• _任务指令 1_
请根据这篇讲 bool 查询关键字的文章回答:
(a) 示例中 range 条件给 price 设定的上限是多少?
(b) 文中列出的要点里,哪两个关键字只作用于查询阶段、不影响评分阶段?
(c) 总结里说哪个关键字只在评分阶段使用?
• _任务指令 2_
这篇讲 bool 查询关键字的文章在总结部分讨论了哪些关键字?请全部列出。
• _任务指令 3_
请把这篇讲 bool 查询关键字的文章中的一段逐字重新录入:从含有“在通过以上示例了解之后,有一”的词句开始,到“里说的顺序只作为理解来看)。”结束。

• _文章_
▬▬▬▬▬▬
4. 不是电子产品,并且价格不高于1000,或者是相机类别的:

{
  "query": {
    "bool": {
      "filter": [
        { "term": { "category.keyword": "Electronics" }},
        { "range": { "price": { "lte": 1000 }}}
      ],
      "must_not": [
        { "term": { "category.keyword": "Electronics" }}
      ],
      "should": [
        { "term": { "category.keyword": "Photography" }}
      ],
      "minimum_should_match": 1
    }
  }
}

在通过以上示例了解之后,有一个疑问就是如果四个关键字同时使用,那么他们之间都会对结果产生什么影响呢?以及他们之间的执行顺序呢?

在查找了一些资料之后,发现没有明确的资料阐述四个关键字的具体执行顺序,但是可以通过分析几个关键字分别在查询阶段和评分阶段的作用来发现以下结果。

  • filter和must_not只作用于查询阶段,不影响评分阶段
  • must和should会影响评分
  • 查询文档如果符合filter条件会被返回,查询文档结果如果不符合must条件不会被返回,查询文档如果匹配must_not,那么不会被返回

总结

因此总结来看filter,must,must_not作用于查询阶段,must,should作用于评分阶段。简单来说就是,通过filter,must,must_not关键字用来缩小匹配到的文档集合,再根据must,should对符合查询条件的结果进行评分最终返回结果集合。所以我们可以简单理解filter,must,must_not会先执行,并且执行顺序一样,should只在评分阶段使用(这里说的顺序只作为理解来看)。
▬▬▬▬▬▬
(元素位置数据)
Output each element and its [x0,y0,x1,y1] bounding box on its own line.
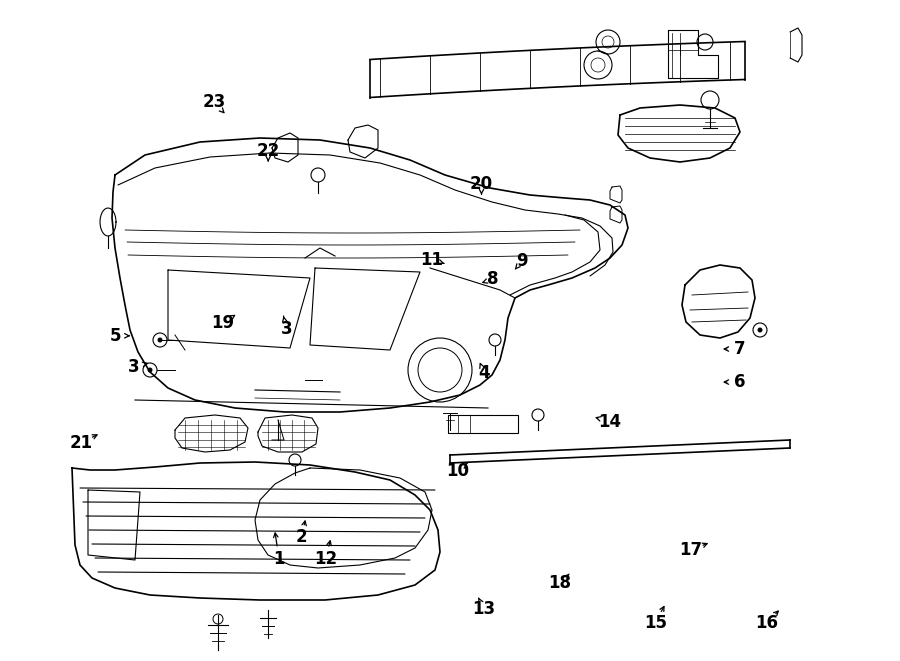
Text: 20: 20 [470,175,493,193]
Text: 9: 9 [517,252,527,270]
Circle shape [758,328,762,332]
Text: 15: 15 [644,613,667,632]
Text: 7: 7 [734,340,745,358]
Text: 21: 21 [69,434,93,452]
Text: 11: 11 [420,251,444,269]
Text: 8: 8 [488,270,499,288]
Text: 17: 17 [680,541,703,559]
Text: 3: 3 [281,319,292,338]
Text: 12: 12 [314,549,338,568]
Text: 22: 22 [256,141,280,160]
Bar [448,415,518,433]
Text: 18: 18 [548,574,572,592]
Text: 13: 13 [472,600,496,619]
Text: 1: 1 [274,549,284,568]
Text: 19: 19 [212,313,235,332]
Text: 6: 6 [734,373,745,391]
Text: 5: 5 [110,327,121,345]
Text: 14: 14 [598,412,622,431]
Text: 10: 10 [446,461,469,480]
Circle shape [148,368,152,372]
Text: 16: 16 [755,613,778,632]
Text: 2: 2 [296,528,307,547]
Text: 23: 23 [202,93,226,112]
Circle shape [158,338,162,342]
Text: 3: 3 [128,358,139,376]
Text: 4: 4 [479,364,490,383]
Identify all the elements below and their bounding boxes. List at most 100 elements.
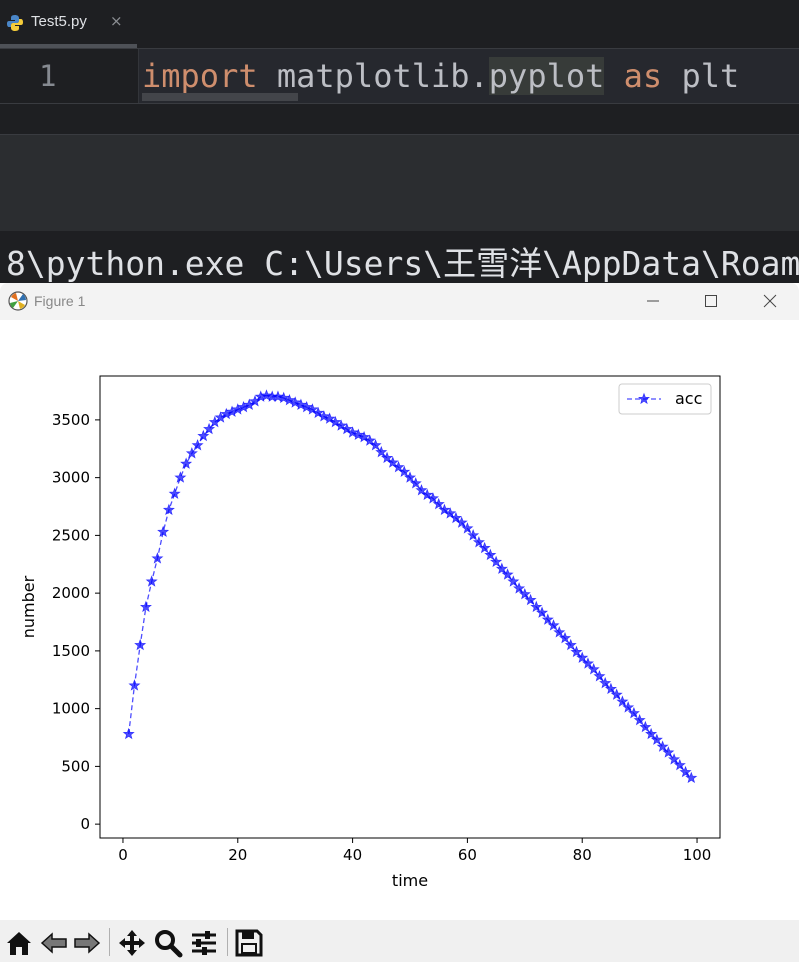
run-console: 8\python.exe C:\Users\王雪洋\AppData\Roam: [0, 231, 799, 283]
data-point: [484, 548, 497, 561]
python-icon: [6, 14, 24, 36]
pan-button[interactable]: [117, 928, 147, 958]
configure-subplots-button[interactable]: [189, 928, 219, 958]
y-tick-label: 2500: [52, 526, 90, 544]
data-point: [380, 451, 394, 464]
data-point: [134, 638, 147, 651]
x-tick-label: 100: [683, 846, 712, 864]
data-point: [444, 507, 457, 519]
highlighted-identifier: pyplot: [488, 57, 605, 95]
data-point: [570, 645, 583, 658]
data-point: [168, 487, 181, 499]
zoom-button[interactable]: [153, 928, 183, 958]
zoom-icon: [155, 930, 183, 958]
data-point: [599, 676, 612, 689]
data-point: [604, 682, 617, 695]
y-tick-label: 0: [80, 815, 90, 833]
y-tick-label: 1000: [52, 700, 90, 718]
data-point: [455, 516, 468, 528]
data-point: [294, 398, 307, 411]
tab-close-icon[interactable]: ×: [110, 12, 123, 30]
data-point: [306, 403, 319, 415]
y-tick-label: 2000: [52, 584, 90, 602]
data-point: [174, 471, 187, 483]
data-point: [513, 582, 526, 594]
data-point: [289, 396, 302, 408]
x-tick-label: 20: [228, 846, 247, 864]
figure-canvas[interactable]: 0 20 40 60 80 100 0 500 1000 1500 2000 2500 3000 3500…: [0, 320, 799, 920]
ide-window: Test5.py × 1 import matplotlib.pyplot as…: [0, 0, 799, 283]
data-point: [679, 765, 692, 778]
data-point: [685, 771, 698, 784]
data-point: [432, 497, 445, 510]
alias-name: plt: [681, 57, 740, 95]
editor-tab-bar: Test5.py ×: [0, 0, 799, 49]
data-point: [535, 606, 549, 618]
data-point: [610, 688, 623, 700]
data-point: [518, 587, 531, 600]
data-point: [369, 438, 382, 451]
data-point: [622, 701, 635, 713]
data-point: [392, 460, 405, 473]
data-point: [139, 600, 152, 613]
tab-test5-py[interactable]: Test5.py ×: [0, 0, 137, 48]
data-point: [157, 525, 170, 538]
data-point: [633, 713, 646, 726]
horizontal-scrollbar[interactable]: [142, 93, 298, 101]
data-point: [191, 438, 204, 451]
x-tick-label: 0: [118, 846, 128, 864]
code-line-1[interactable]: import matplotlib.pyplot as plt: [142, 57, 739, 95]
configure-subplots-icon: [192, 931, 216, 955]
data-point: [277, 391, 290, 404]
data-point: [162, 503, 175, 516]
save-icon: [235, 929, 263, 957]
y-tick-label: 3500: [52, 411, 90, 429]
data-point: [507, 575, 520, 587]
maximize-button[interactable]: [682, 283, 740, 320]
forward-icon: [74, 932, 101, 954]
data-point: [673, 758, 686, 771]
data-point: [329, 415, 342, 428]
x-tick-label: 80: [573, 846, 592, 864]
data-point: [467, 529, 480, 541]
data-point: [472, 535, 485, 548]
maximize-icon: [705, 295, 717, 307]
home-icon: [7, 932, 31, 955]
window-title: Figure 1: [34, 293, 86, 309]
data-point: [151, 552, 164, 564]
data-point: [616, 695, 629, 707]
data-point: [627, 706, 640, 719]
code-editor[interactable]: 1 import matplotlib.pyplot as plt: [0, 49, 799, 104]
data-point: [558, 631, 572, 644]
save-button[interactable]: [234, 928, 264, 958]
y-tick-label: 3000: [52, 469, 90, 487]
data-point: [145, 575, 158, 587]
data-point: [656, 740, 669, 752]
data-point: [317, 410, 330, 422]
back-button[interactable]: [39, 928, 69, 958]
data-point: [409, 477, 422, 489]
module-name: matplotlib.: [257, 57, 489, 95]
data-point: [363, 434, 376, 446]
forward-button[interactable]: [72, 928, 102, 958]
run-panel-toolbar: [0, 187, 799, 231]
navigation-toolbar: [0, 920, 799, 962]
legend-marker: [637, 392, 651, 405]
data-point: [449, 511, 462, 524]
window-titlebar[interactable]: Figure 1: [0, 283, 799, 320]
data-point: [335, 419, 348, 431]
data-point: [312, 406, 325, 419]
close-button[interactable]: [741, 283, 799, 320]
data-point: [495, 562, 508, 575]
data-point: [415, 483, 428, 496]
run-panel-header: [0, 134, 799, 188]
home-button[interactable]: [4, 928, 34, 958]
y-tick-label: 1500: [52, 642, 90, 660]
data-point: [501, 568, 514, 580]
data-point: [180, 457, 193, 469]
data-point: [271, 390, 285, 402]
x-tick-label: 60: [458, 846, 477, 864]
data-point: [581, 657, 595, 669]
data-point: [398, 465, 411, 478]
minimize-button[interactable]: [624, 283, 682, 320]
▬▬▬▬▬▬
• _完成答案 1_
(a) 1000(lte 1000)
(b) filter 和 must_not
(c) should

• _完成答案 2_
filter、must、must_not、should

• _完成答案 3_
在通过以上示例了解之后,有一个疑问就是如果四个关键字同时使用,那么他们之间都会对结果产生什么影响呢?以及他们之间的执行顺序呢?

在查找了一些资料之后,发现没有明确的资料阐述四个关键字的具体执行顺序,但是可以通过分析几个关键字分别在查询阶段和评分阶段的作用来发现以下结果。

  • filter和must_not只作用于查询阶段,不影响评分阶段
  • must和should会影响评分
  • 查询文档如果符合filter条件会被返回,查询文档结果如果不符合must条件不会被返回,查询文档如果匹配must_not,那么不会被返回

总结

因此总结来看filter,must,must_not作用于查询阶段,must,should作用于评分阶段。简单来说就是,通过filter,must,must_not关键字用来缩小匹配到的文档集合,再根据must,should对符合查询条件的结果进行评分最终返回结果集合。所以我们可以简单理解filter,must,must_not会先执行,并且执行顺序一样,should只在评分阶段使用(这里说的顺序只作为理解来看)。